Stored data entries

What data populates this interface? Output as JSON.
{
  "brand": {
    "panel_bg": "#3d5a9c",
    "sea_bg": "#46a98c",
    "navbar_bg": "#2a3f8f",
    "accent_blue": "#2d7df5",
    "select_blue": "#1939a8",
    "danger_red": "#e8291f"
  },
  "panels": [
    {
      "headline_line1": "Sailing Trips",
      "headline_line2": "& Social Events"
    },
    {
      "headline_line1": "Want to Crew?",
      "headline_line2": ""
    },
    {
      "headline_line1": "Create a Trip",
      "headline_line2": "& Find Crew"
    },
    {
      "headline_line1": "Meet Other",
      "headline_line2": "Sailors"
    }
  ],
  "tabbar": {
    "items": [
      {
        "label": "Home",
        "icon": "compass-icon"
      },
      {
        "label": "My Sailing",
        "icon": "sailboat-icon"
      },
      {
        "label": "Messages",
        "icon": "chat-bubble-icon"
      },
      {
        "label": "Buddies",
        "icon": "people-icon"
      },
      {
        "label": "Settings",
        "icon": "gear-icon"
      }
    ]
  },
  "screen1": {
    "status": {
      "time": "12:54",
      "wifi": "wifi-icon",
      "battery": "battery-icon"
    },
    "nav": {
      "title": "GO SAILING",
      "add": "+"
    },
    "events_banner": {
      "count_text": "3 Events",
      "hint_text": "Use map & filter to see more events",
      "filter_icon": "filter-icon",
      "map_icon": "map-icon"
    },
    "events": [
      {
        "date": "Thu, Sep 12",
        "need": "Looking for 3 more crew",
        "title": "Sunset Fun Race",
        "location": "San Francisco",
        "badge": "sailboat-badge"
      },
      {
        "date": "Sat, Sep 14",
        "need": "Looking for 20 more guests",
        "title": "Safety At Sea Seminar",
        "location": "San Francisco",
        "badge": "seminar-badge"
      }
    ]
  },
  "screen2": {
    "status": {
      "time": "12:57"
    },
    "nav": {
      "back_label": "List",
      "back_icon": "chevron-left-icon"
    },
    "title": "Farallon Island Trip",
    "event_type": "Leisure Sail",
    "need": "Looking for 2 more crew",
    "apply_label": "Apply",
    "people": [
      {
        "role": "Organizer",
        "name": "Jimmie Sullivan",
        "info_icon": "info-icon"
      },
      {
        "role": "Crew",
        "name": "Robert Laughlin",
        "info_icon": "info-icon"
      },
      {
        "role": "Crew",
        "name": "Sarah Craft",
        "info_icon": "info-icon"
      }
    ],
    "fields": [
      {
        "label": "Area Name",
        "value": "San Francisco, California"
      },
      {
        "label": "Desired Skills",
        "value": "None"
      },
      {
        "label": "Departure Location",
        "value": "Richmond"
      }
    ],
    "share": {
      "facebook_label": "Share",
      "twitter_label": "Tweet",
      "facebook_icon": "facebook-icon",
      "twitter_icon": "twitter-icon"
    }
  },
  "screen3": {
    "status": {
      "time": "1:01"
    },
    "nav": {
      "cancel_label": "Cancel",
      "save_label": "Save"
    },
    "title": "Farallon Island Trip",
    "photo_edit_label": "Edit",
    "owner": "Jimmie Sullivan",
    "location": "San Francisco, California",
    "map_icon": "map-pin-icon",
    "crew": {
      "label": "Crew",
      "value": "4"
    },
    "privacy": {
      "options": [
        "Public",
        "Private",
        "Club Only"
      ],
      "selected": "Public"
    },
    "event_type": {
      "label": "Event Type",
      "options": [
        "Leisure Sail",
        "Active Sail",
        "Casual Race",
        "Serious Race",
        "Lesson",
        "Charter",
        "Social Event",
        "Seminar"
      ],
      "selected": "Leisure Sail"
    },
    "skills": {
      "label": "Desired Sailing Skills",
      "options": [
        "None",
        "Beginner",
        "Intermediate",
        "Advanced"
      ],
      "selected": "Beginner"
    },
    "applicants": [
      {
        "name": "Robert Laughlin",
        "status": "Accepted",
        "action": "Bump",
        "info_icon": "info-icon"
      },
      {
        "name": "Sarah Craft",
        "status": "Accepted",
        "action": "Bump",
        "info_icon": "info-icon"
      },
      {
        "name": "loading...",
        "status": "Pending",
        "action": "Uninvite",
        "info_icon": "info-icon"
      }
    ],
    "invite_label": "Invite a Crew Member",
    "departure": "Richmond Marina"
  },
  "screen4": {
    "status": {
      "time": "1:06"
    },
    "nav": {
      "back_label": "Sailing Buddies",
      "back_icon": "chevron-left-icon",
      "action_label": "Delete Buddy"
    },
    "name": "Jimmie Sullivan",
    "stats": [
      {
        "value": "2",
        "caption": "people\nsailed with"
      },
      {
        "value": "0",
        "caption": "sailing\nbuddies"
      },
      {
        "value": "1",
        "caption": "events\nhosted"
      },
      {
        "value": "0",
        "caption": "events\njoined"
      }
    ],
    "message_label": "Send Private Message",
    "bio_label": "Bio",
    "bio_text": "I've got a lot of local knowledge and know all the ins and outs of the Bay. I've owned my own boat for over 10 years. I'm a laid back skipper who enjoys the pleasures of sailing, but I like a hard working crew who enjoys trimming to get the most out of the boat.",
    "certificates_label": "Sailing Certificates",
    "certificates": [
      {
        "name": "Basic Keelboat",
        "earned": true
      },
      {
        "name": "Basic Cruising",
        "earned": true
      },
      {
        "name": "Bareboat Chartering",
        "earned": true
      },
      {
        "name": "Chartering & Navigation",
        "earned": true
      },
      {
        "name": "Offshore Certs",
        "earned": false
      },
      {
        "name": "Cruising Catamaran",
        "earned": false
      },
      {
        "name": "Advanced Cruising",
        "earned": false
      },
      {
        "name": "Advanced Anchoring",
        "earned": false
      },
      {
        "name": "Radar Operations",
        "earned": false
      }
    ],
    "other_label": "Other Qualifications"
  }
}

Your goal:
All of the records must be retyped exactly as they are.

Output below:
What data populates this interface? Output as JSON.
{
  "brand": {
    "panel_bg": "#3d5a9c",
    "sea_bg": "#46a98c",
    "navbar_bg": "#2a3f8f",
    "accent_blue": "#2d7df5",
    "select_blue": "#1939a8",
    "danger_red": "#e8291f"
  },
  "panels": [
    {
      "headline_line1": "Sailing Trips",
      "headline_line2": "& Social Events"
    },
    {
      "headline_line1": "Want to Crew?",
      "headline_line2": ""
    },
    {
      "headline_line1": "Create a Trip",
      "headline_line2": "& Find Crew"
    },
    {
      "headline_line1": "Meet Other",
      "headline_line2": "Sailors"
    }
  ],
  "tabbar": {
    "items": [
      {
        "label": "Home",
        "icon": "compass-icon"
      },
      {
        "label": "My Sailing",
        "icon": "sailboat-icon"
      },
      {
        "label": "Messages",
        "icon": "chat-bubble-icon"
      },
      {
        "label": "Buddies",
        "icon": "people-icon"
      },
      {
        "label": "Settings",
        "icon": "gear-icon"
      }
    ]
  },
  "screen1": {
    "status": {
      "time": "12:54",
      "wifi": "wifi-icon",
      "battery": "battery-icon"
    },
    "nav": {
      "title": "GO SAILING",
      "add": "+"
    },
    "events_banner": {
      "count_text": "3 Events",
      "hint_text": "Use map & filter to see more events",
      "filter_icon": "filter-icon",
      "map_icon": "map-icon"
    },
    "events": [
      {
        "date": "Thu, Sep 12",
        "need": "Looking for 3 more crew",
        "title": "Sunset Fun Race",
        "location": "San Francisco",
        "badge": "sailboat-badge"
      },
      {
        "date": "Sat, Sep 14",
        "need": "Looking for 20 more guests",
        "title": "Safety At Sea Seminar",
        "location": "San Francisco",
        "badge": "seminar-badge"
      }
    ]
  },
  "screen2": {
    "status": {
      "time": "12:57"
    },
    "nav": {
      "back_label": "List",
      "back_icon": "chevron-left-icon"
    },
    "title": "Farallon Island Trip",
    "event_type": "Leisure Sail",
    "need": "Looking for 2 more crew",
    "apply_label": "Apply",
    "people": [
      {
        "role": "Organizer",
        "name": "Jimmie Sullivan",
        "info_icon": "info-icon"
      },
      {
        "role": "Crew",
        "name": "Robert Laughlin",
        "info_icon": "info-icon"
      },
      {
        "role": "Crew",
        "name": "Sarah Craft",
        "info_icon": "info-icon"
      }
    ],
    "fields": [
      {
        "label": "Area Name",
        "value": "San Francisco, California"
      },
      {
        "label": "Desired Skills",
        "value": "None"
      },
      {
        "label": "Departure Location",
        "value": "Richmond"
      }
    ],
    "share": {
      "facebook_label": "Share",
      "twitter_label": "Tweet",
      "facebook_icon": "facebook-icon",
      "twitter_icon": "twitter-icon"
    }
  },
  "screen3": {
    "status": {
      "time": "1:01"
    },
    "nav": {
      "cancel_label": "Cancel",
      "save_label": "Save"
    },
    "title": "Farallon Island Trip",
    "photo_edit_label": "Edit",
    "owner": "Jimmie Sullivan",
    "location": "San Francisco, California",
    "map_icon": "map-pin-icon",
    "crew": {
      "label": "Crew",
      "value": "4"
    },
    "privacy": {
      "options": [
        "Public",
        "Private",
        "Club Only"
      ],
      "selected": "Public"
    },
    "event_type": {
      "label": "Event Type",
      "options": [
        "Leisure Sail",
        "Active Sail",
        "Casual Race",
        "Serious Race",
        "Lesson",
        "Charter",
        "Social Event",
        "Seminar"
      ],
      "selected": "Leisure Sail"
    },
    "skills": {
      "label": "Desired Sailing Skills",
      "options": [
        "None",
        "Beginner",
        "Intermediate",
        "Advanced"
      ],
      "selected": "Beginner"
    },
    "applicants": [
      {
        "name": "Robert Laughlin",
        "status": "Accepted",
        "action": "Bump",
        "info_icon": "info-icon"
      },
      {
        "name": "Sarah Craft",
        "status": "Accepted",
        "action": "Bump",
        "info_icon": "info-icon"
      },
      {
        "name": "loading...",
        "status": "Pending",
        "action": "Uninvite",
        "info_icon": "info-icon"
      }
    ],
    "invite_label": "Invite a Crew Member",
    "departure": "Richmond Marina"
  },
  "screen4": {
    "status": {
      "time": "1:06"
    },
    "nav": {
      "back_label": "Sailing Buddies",
      "back_icon": "chevron-left-icon",
      "action_label": "Delete Buddy"
    },
    "name": "Jimmie Sullivan",
    "stats": [
      {
        "value": "2",
        "caption": "people\nsailed with"
      },
      {
        "value": "0",
        "caption": "sailing\nbuddies"
      },
      {
        "value": "1",
        "caption": "events\nhosted"
      },
      {
        "value": "0",
        "caption": "events\njoined"
      }
    ],
    "message_label": "Send Private Message",
    "bio_label": "Bio",
    "bio_text": "I've got a lot of local knowledge and know all the ins and outs of the Bay. I've owned my own boat for over 10 years. I'm a laid back skipper who enjoys the pleasures of sailing, but I like a hard working crew who enjoys trimming to get the most out of the boat.",
    "certificates_label": "Sailing Certificates",
    "certificates": [
      {
        "name": "Basic Keelboat",
        "earned": true
      },
      {
        "name": "Basic Cruising",
        "earned": true
      },
      {
        "name": "Bareboat Chartering",
        "earned": true
      },
      {
        "name": "Chartering & Navigation",
        "earned": true
      },
      {
        "name": "Offshore Certs",
        "earned": false
      },
      {
        "name": "Cruising Catamaran",
        "earned": false
      },
      {
        "name": "Advanced Cruising",
        "earned": false
      },
      {
        "name": "Advanced Anchoring",
        "earned": false
      },
      {
        "name": "Radar Operations",
        "earned": false
      }
    ],
    "other_label": "Other Qualifications"
  }
}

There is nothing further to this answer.